=== Exercise brief ===
Extract every line of the listing below without alteration, leaving out the pictures.
═══
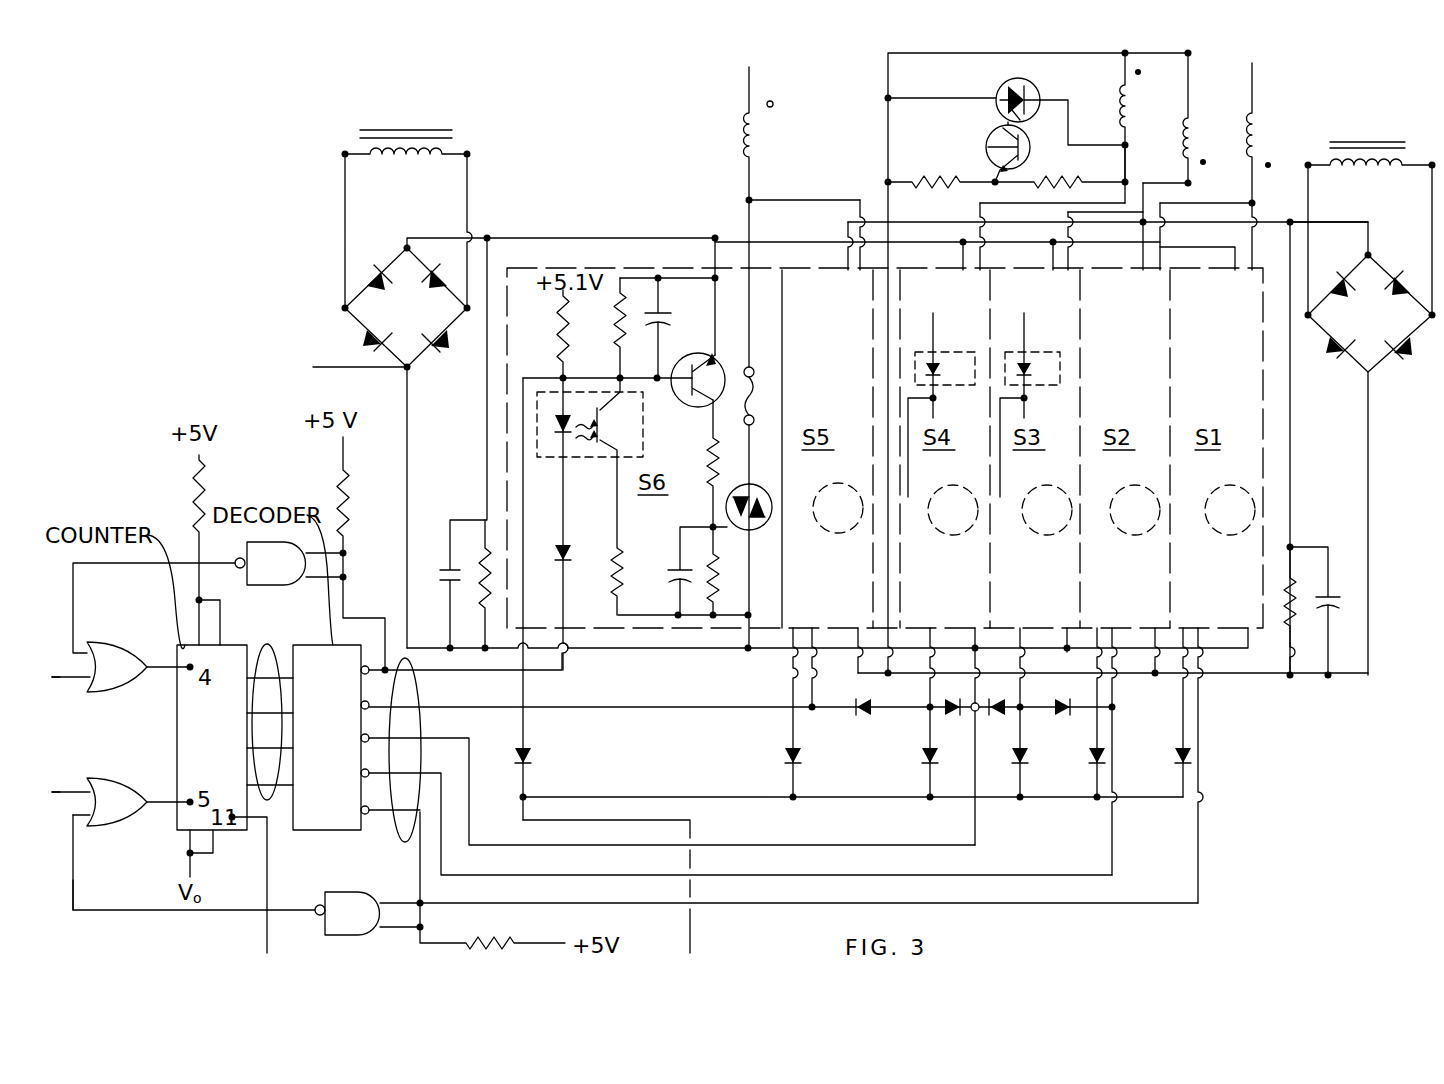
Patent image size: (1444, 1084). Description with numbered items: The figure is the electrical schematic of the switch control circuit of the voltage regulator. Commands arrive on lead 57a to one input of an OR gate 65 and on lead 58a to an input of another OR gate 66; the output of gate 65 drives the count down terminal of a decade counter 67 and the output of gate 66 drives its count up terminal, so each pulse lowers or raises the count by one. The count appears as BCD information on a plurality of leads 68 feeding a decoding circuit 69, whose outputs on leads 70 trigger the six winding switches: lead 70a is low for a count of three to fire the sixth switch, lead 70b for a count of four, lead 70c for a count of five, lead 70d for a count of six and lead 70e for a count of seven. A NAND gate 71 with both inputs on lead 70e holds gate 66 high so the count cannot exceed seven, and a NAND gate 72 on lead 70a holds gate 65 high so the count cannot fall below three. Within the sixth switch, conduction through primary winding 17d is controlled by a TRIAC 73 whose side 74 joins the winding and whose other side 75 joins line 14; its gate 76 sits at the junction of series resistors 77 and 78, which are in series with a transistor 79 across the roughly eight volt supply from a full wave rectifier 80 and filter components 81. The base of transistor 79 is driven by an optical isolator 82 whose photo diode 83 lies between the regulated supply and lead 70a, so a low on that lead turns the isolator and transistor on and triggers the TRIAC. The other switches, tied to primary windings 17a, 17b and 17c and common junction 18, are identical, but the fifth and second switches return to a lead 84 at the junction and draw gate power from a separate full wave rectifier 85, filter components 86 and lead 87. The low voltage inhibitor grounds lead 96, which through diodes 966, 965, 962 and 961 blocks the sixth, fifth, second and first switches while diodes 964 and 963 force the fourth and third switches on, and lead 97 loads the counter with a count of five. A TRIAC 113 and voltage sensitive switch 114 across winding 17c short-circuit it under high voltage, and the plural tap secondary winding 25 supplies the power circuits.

The conducting line 14 is at (318, 366).
The primary winding 17a is at (1258, 130).
The primary winding 17b is at (1195, 130).
The primary winding 17c is at (1120, 104).
The primary winding 17d is at (758, 128).
The common junction 18 is at (1158, 60).
The plural tap secondary winding 25 is at (470, 136).
The lead 57a is at (62, 680).
The lead 58a is at (70, 776).
The OR gate 65 is at (133, 640).
The OR gate 66 is at (107, 828).
The decade counter 67 is at (220, 745).
The plurality of leads 68 is at (272, 660).
The decoding circuit 69 is at (340, 745).
The leads 70 is at (400, 840).
The lead 70a is at (487, 676).
The lead 70b is at (622, 708).
The lead 70c is at (440, 735).
The lead 70d is at (460, 772).
The lead 70e is at (418, 880).
The NAND gate 71 is at (330, 933).
The NAND gate 72 is at (276, 585).
The TRIAC 73 is at (770, 522).
The TRIAC side 74 is at (748, 218).
The TRIAC other side 75 is at (749, 583).
The gate 76 is at (725, 532).
The resistor 77 is at (710, 458).
The resistor 78 is at (698, 565).
The transistor 79 is at (720, 365).
The full wave rectifier 80 is at (423, 313).
The filter components 81 is at (477, 622).
The optical isolator 82 is at (583, 460).
The photo diode 83 is at (562, 437).
The lead 84 is at (1255, 680).
The full wave rectifier 85 is at (1385, 320).
The filter components 86 is at (1318, 646).
The lead 87 is at (1332, 222).
The lead 96 is at (690, 930).
The lead 97 is at (263, 946).
The TRIAC 113 is at (1000, 82).
The voltage sensitive switch 114 is at (987, 140).
The diode 961 is at (1190, 753).
The diode 962 is at (1107, 753).
The diode 963 is at (1027, 753).
The diode 964 is at (920, 753).
The diode 965 is at (783, 754).
The diode 966 is at (530, 752).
═══
=== Problem solution ===
Patent image size: (1444, 1084). Description with numbered items: The figure is the electrical schematic of the switch control circuit of the voltage regulator. Commands arrive on lead 57a to one input of an OR gate 65 and on lead 58a to an input of another OR gate 66; the output of gate 65 drives the count down terminal of a decade counter 67 and the output of gate 66 drives its count up terminal, so each pulse lowers or raises the count by one. The count appears as BCD information on a plurality of leads 68 feeding a decoding circuit 69, whose outputs on leads 70 trigger the six winding switches: lead 70a is low for a count of three to fire the sixth switch, lead 70b for a count of four, lead 70c for a count of five, lead 70d for a count of six and lead 70e for a count of seven. A NAND gate 71 with both inputs on lead 70e holds gate 66 high so the count cannot exceed seven, and a NAND gate 72 on lead 70a holds gate 65 high so the count cannot fall below three. Within the sixth switch, conduction through primary winding 17d is controlled by a TRIAC 73 whose side 74 joins the winding and whose other side 75 joins line 14; its gate 76 sits at the junction of series resistors 77 and 78, which are in series with a transistor 79 across the roughly eight volt supply from a full wave rectifier 80 and filter components 81. The base of transistor 79 is driven by an optical isolator 82 whose photo diode 83 lies between the regulated supply and lead 70a, so a low on that lead turns the isolator and transistor on and triggers the TRIAC. The other switches, tied to primary windings 17a, 17b and 17c and common junction 18, are identical, but the fifth and second switches return to a lead 84 at the junction and draw gate power from a separate full wave rectifier 85, filter components 86 and lead 87. The low voltage inhibitor grounds lead 96, which through diodes 966, 965, 962 and 961 blocks the sixth, fifth, second and first switches while diodes 964 and 963 force the fourth and third switches on, and lead 97 loads the counter with a count of five. A TRIAC 113 and voltage sensitive switch 114 across winding 17c short-circuit it under high voltage, and the plural tap secondary winding 25 supplies the power circuits.

The conducting line 14 is at (318, 366).
The primary winding 17a is at (1258, 130).
The primary winding 17b is at (1195, 130).
The primary winding 17c is at (1120, 104).
The primary winding 17d is at (758, 128).
The common junction 18 is at (1158, 60).
The plural tap secondary winding 25 is at (470, 136).
The lead 57a is at (62, 680).
The lead 58a is at (70, 776).
The OR gate 65 is at (133, 640).
The OR gate 66 is at (107, 828).
The decade counter 67 is at (220, 745).
The plurality of leads 68 is at (272, 660).
The decoding circuit 69 is at (340, 745).
The leads 70 is at (400, 840).
The lead 70a is at (487, 676).
The lead 70b is at (622, 708).
The lead 70c is at (440, 735).
The lead 70d is at (460, 772).
The lead 70e is at (418, 880).
The NAND gate 71 is at (330, 933).
The NAND gate 72 is at (276, 585).
The TRIAC 73 is at (770, 522).
The TRIAC side 74 is at (748, 218).
The TRIAC other side 75 is at (749, 583).
The gate 76 is at (725, 532).
The resistor 77 is at (710, 458).
The resistor 78 is at (698, 565).
The transistor 79 is at (720, 365).
The full wave rectifier 80 is at (423, 313).
The filter components 81 is at (477, 622).
The optical isolator 82 is at (583, 460).
The photo diode 83 is at (562, 437).
The lead 84 is at (1255, 680).
The full wave rectifier 85 is at (1385, 320).
The filter components 86 is at (1318, 646).
The lead 87 is at (1332, 222).
The lead 96 is at (690, 930).
The lead 97 is at (263, 946).
The TRIAC 113 is at (1000, 82).
The voltage sensitive switch 114 is at (987, 140).
The diode 961 is at (1190, 753).
The diode 962 is at (1107, 753).
The diode 963 is at (1027, 753).
The diode 964 is at (920, 753).
The diode 965 is at (783, 754).
The diode 966 is at (530, 752).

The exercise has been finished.